THE TASK:
Repeat every entry word for word, but leave the images out of your copy.

ENTRIES SUPPLIED:
- - - - - - -

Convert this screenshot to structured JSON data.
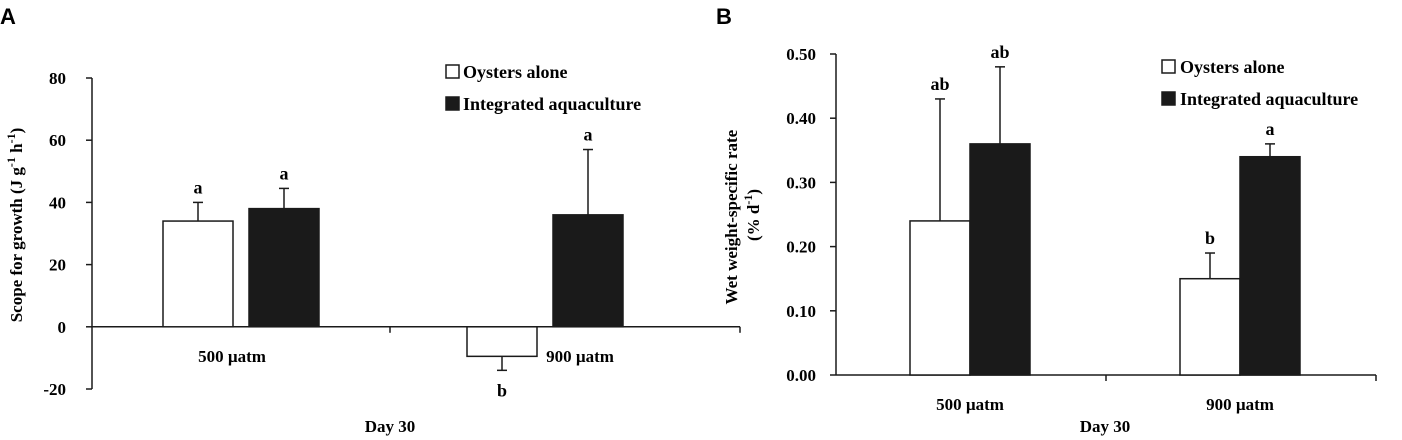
{
  "chart_data": [
    {
      "type": "bar",
      "panel": "A",
      "ylabel": "Scope for growth (J g-1 h-1)",
      "xlabel": "Day 30",
      "categories": [
        "500 µatm",
        "900 µatm"
      ],
      "ylim": [
        -20,
        80
      ],
      "yticks": [
        "80",
        "60",
        "40",
        "20",
        "0",
        "-20"
      ],
      "ytick_values": [
        80,
        60,
        40,
        20,
        0,
        -20
      ],
      "legend_position": "top-right",
      "series": [
        {
          "name": "Oysters alone",
          "color": "#ffffff",
          "values": [
            34,
            -9.5
          ],
          "errors": [
            6,
            4.5
          ],
          "labels": [
            "a",
            "b"
          ]
        },
        {
          "name": "Integrated aquaculture",
          "color": "#1a1a1a",
          "values": [
            38,
            36
          ],
          "errors": [
            6.5,
            21
          ],
          "labels": [
            "a",
            "a"
          ]
        }
      ]
    },
    {
      "type": "bar",
      "panel": "B",
      "ylabel": "Wet weight-specific rate (% d-1)",
      "xlabel": "Day 30",
      "categories": [
        "500 µatm",
        "900 µatm"
      ],
      "ylim": [
        0,
        0.5
      ],
      "yticks": [
        "0.50",
        "0.40",
        "0.30",
        "0.20",
        "0.10",
        "0.00"
      ],
      "ytick_values": [
        0.5,
        0.4,
        0.3,
        0.2,
        0.1,
        0
      ],
      "legend_position": "top-right",
      "series": [
        {
          "name": "Oysters alone",
          "color": "#ffffff",
          "values": [
            0.24,
            0.15
          ],
          "errors": [
            0.19,
            0.04
          ],
          "labels": [
            "ab",
            "b"
          ]
        },
        {
          "name": "Integrated aquaculture",
          "color": "#1a1a1a",
          "values": [
            0.36,
            0.34
          ],
          "errors": [
            0.12,
            0.02
          ],
          "labels": [
            "ab",
            "a"
          ]
        }
      ]
    }
  ]
}
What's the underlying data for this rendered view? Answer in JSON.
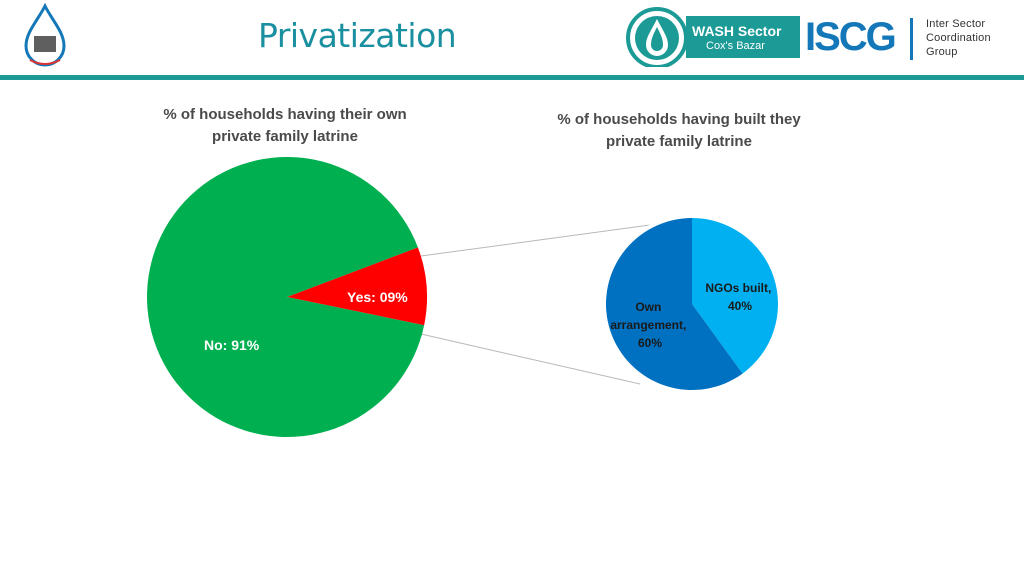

- - - - - - -

SOLUTION TO THE PROBLEM:
Convert this screenshot to structured JSON data.
{
  "chart_data": [
    {
      "type": "bar",
      "panel": "A",
      "ylabel": "Scope for growth (J g-1 h-1)",
      "xlabel": "Day 30",
      "categories": [
        "500 µatm",
        "900 µatm"
      ],
      "ylim": [
        -20,
        80
      ],
      "yticks": [
        "80",
        "60",
        "40",
        "20",
        "0",
        "-20"
      ],
      "ytick_values": [
        80,
        60,
        40,
        20,
        0,
        -20
      ],
      "legend_position": "top-right",
      "series": [
        {
          "name": "Oysters alone",
          "color": "#ffffff",
          "values": [
            34,
            -9.5
          ],
          "errors": [
            6,
            4.5
          ],
          "labels": [
            "a",
            "b"
          ]
        },
        {
          "name": "Integrated aquaculture",
          "color": "#1a1a1a",
          "values": [
            38,
            36
          ],
          "errors": [
            6.5,
            21
          ],
          "labels": [
            "a",
            "a"
          ]
        }
      ]
    },
    {
      "type": "bar",
      "panel": "B",
      "ylabel": "Wet weight-specific rate (% d-1)",
      "xlabel": "Day 30",
      "categories": [
        "500 µatm",
        "900 µatm"
      ],
      "ylim": [
        0,
        0.5
      ],
      "yticks": [
        "0.50",
        "0.40",
        "0.30",
        "0.20",
        "0.10",
        "0.00"
      ],
      "ytick_values": [
        0.5,
        0.4,
        0.3,
        0.2,
        0.1,
        0
      ],
      "legend_position": "top-right",
      "series": [
        {
          "name": "Oysters alone",
          "color": "#ffffff",
          "values": [
            0.24,
            0.15
          ],
          "errors": [
            0.19,
            0.04
          ],
          "labels": [
            "ab",
            "b"
          ]
        },
        {
          "name": "Integrated aquaculture",
          "color": "#1a1a1a",
          "values": [
            0.36,
            0.34
          ],
          "errors": [
            0.12,
            0.02
          ],
          "labels": [
            "ab",
            "a"
          ]
        }
      ]
    }
  ]
}
What's the underlying data for this rendered view? Answer in JSON.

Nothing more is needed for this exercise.